_INSTRUCTIONS FOR THE TASK_
Copy, from the entries below, each line in which the string "color" appears.

_EXERCISE INPUT_
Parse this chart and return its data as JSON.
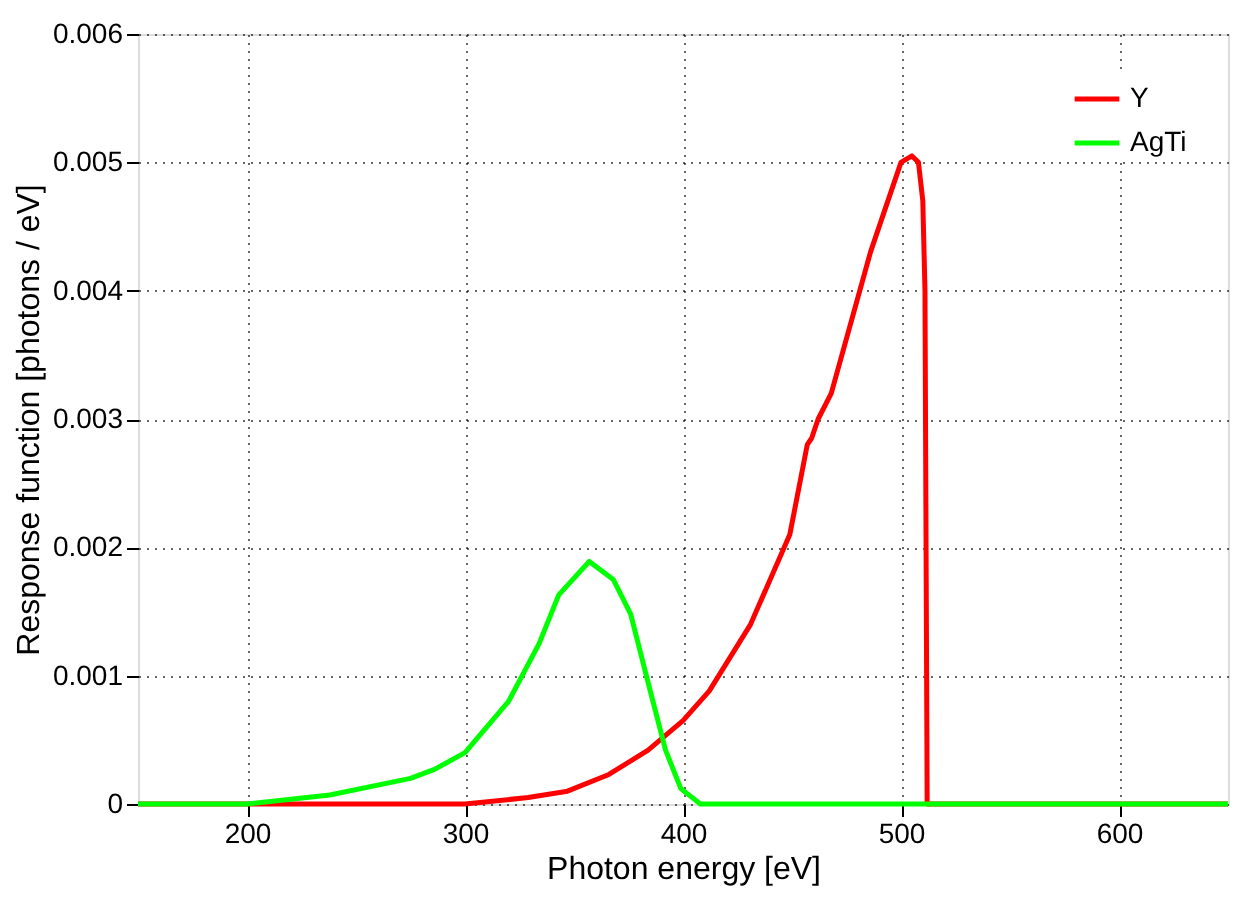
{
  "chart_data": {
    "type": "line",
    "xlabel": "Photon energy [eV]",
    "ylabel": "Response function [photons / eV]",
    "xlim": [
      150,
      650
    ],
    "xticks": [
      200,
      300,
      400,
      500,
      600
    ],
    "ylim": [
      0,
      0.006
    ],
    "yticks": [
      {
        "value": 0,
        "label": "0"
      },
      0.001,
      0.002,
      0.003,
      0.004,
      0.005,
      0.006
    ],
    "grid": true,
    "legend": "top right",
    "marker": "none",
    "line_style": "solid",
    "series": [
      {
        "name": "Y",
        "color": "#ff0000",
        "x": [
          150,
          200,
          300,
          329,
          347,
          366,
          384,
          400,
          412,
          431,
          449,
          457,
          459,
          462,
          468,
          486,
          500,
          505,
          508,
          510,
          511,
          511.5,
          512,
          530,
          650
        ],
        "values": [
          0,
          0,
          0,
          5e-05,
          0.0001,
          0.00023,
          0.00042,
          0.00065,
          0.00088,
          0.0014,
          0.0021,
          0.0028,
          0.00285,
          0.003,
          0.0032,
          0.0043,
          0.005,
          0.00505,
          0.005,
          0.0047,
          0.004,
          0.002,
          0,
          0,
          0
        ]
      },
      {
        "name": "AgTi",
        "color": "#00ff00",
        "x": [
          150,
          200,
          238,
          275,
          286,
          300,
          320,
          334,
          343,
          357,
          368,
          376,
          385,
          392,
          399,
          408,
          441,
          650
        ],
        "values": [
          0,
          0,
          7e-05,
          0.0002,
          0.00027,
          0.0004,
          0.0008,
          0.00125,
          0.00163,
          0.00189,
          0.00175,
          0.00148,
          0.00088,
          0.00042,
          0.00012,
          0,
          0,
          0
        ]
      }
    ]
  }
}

==

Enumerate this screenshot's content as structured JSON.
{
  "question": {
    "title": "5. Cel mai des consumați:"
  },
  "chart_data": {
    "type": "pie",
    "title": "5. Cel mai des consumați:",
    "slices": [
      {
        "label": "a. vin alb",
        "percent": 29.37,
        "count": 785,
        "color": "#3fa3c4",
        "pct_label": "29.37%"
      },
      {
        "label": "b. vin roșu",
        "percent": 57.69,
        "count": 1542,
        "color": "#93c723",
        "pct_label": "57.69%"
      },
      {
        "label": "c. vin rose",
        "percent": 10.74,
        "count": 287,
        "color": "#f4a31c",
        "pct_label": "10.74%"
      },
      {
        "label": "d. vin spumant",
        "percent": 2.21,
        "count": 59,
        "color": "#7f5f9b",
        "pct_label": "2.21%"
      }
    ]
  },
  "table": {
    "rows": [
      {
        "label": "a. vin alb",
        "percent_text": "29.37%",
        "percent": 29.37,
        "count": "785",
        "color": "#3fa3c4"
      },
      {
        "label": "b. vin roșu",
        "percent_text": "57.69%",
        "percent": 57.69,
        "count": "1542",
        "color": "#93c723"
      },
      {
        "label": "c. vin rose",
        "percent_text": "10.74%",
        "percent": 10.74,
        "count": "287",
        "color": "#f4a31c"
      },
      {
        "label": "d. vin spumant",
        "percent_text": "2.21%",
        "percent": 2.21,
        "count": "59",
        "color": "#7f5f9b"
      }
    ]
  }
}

_RESPONSE TO THE EXERCISE_
        "color": "#ff0000",
        "color": "#00ff00",
        "color": "#3fa3c4",
        "color": "#93c723",
        "color": "#f4a31c",
        "color": "#7f5f9b",
        "color": "#3fa3c4"
        "color": "#93c723"
        "color": "#f4a31c"
        "color": "#7f5f9b"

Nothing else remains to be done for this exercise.